**PROBLEM STATEMENT:** From the listing below, pull out every line where the string "covenants" appears.

─── THE DATA ───

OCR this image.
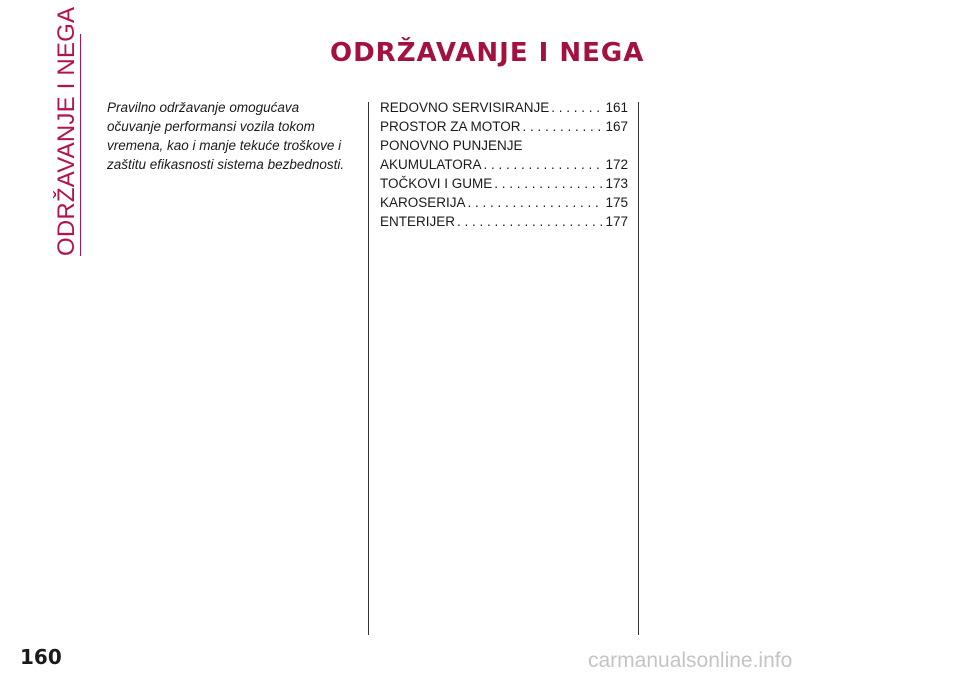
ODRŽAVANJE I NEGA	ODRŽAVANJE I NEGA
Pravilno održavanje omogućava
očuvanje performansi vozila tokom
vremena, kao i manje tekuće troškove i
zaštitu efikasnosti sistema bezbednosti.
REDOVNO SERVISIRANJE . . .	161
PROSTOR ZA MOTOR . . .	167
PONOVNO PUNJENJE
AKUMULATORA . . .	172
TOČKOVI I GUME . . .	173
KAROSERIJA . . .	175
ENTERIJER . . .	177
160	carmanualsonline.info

───
─── THE DATA ───

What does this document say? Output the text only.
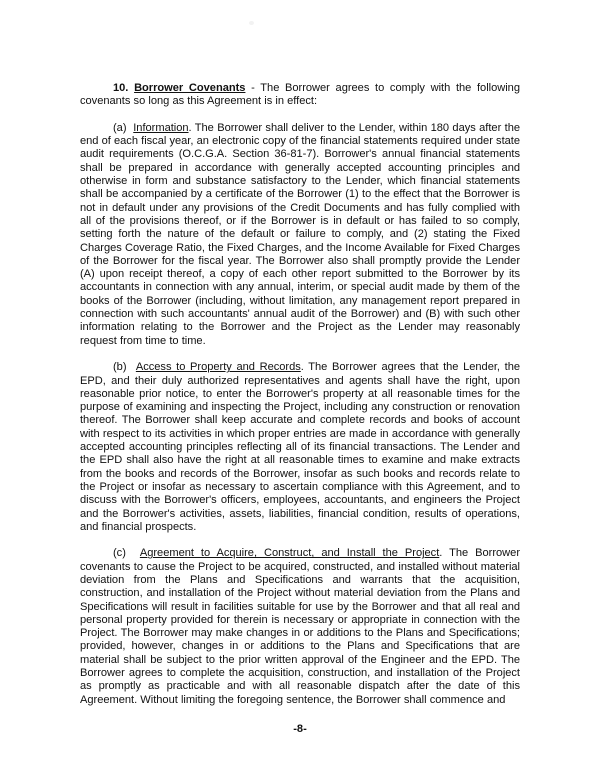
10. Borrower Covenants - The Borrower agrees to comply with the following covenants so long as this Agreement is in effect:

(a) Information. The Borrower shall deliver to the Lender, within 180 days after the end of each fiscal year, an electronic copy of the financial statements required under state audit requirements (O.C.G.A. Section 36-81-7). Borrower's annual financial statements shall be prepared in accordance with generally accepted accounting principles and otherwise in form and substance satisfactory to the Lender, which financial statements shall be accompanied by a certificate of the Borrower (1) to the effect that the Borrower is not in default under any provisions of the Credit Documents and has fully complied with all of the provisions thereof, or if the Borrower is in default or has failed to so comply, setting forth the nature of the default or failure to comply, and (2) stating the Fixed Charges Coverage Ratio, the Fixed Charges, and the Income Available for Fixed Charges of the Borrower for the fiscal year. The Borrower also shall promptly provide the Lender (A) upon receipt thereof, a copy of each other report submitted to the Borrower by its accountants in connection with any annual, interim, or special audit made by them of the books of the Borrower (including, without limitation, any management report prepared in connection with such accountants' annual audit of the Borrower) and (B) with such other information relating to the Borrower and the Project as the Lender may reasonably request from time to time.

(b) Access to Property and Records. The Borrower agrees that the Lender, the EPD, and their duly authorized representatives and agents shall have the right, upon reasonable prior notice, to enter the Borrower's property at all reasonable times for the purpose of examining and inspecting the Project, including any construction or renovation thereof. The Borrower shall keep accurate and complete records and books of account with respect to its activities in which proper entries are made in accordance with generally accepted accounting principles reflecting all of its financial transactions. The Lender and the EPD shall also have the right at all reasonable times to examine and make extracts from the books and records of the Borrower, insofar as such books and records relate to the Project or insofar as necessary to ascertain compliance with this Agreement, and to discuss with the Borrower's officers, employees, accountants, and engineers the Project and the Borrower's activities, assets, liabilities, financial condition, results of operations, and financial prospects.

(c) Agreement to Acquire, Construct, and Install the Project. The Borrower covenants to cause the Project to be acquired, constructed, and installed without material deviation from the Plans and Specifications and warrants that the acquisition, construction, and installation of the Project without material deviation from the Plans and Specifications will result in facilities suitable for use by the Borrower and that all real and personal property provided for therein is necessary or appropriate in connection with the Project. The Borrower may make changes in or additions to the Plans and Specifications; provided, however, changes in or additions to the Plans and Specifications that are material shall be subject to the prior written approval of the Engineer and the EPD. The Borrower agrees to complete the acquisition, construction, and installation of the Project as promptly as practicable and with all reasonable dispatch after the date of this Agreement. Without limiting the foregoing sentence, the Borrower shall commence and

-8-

───

**WRITTEN SOLUTION:**
10. Borrower Covenants - The Borrower agrees to comply with the following covenants so long as this Agreement is in effect:
(c) Agreement to Acquire, Construct, and Install the Project. The Borrower covenants to cause the Project to be acquired, constructed, and installed without material deviation from the Plans and Specifications and warrants that the acquisition, construction, and installation of the Project without material deviation from the Plans and Specifications will result in facilities suitable for use by the Borrower and that all real and personal property provided for therein is necessary or appropriate in connection with the Project. The Borrower may make changes in or additions to the Plans and Specifications; provided, however, changes in or additions to the Plans and Specifications that are material shall be subject to the prior written approval of the Engineer and the EPD. The Borrower agrees to complete the acquisition, construction, and installation of the Project as promptly as practicable and with all reasonable dispatch after the date of this Agreement. Without limiting the foregoing sentence, the Borrower shall commence and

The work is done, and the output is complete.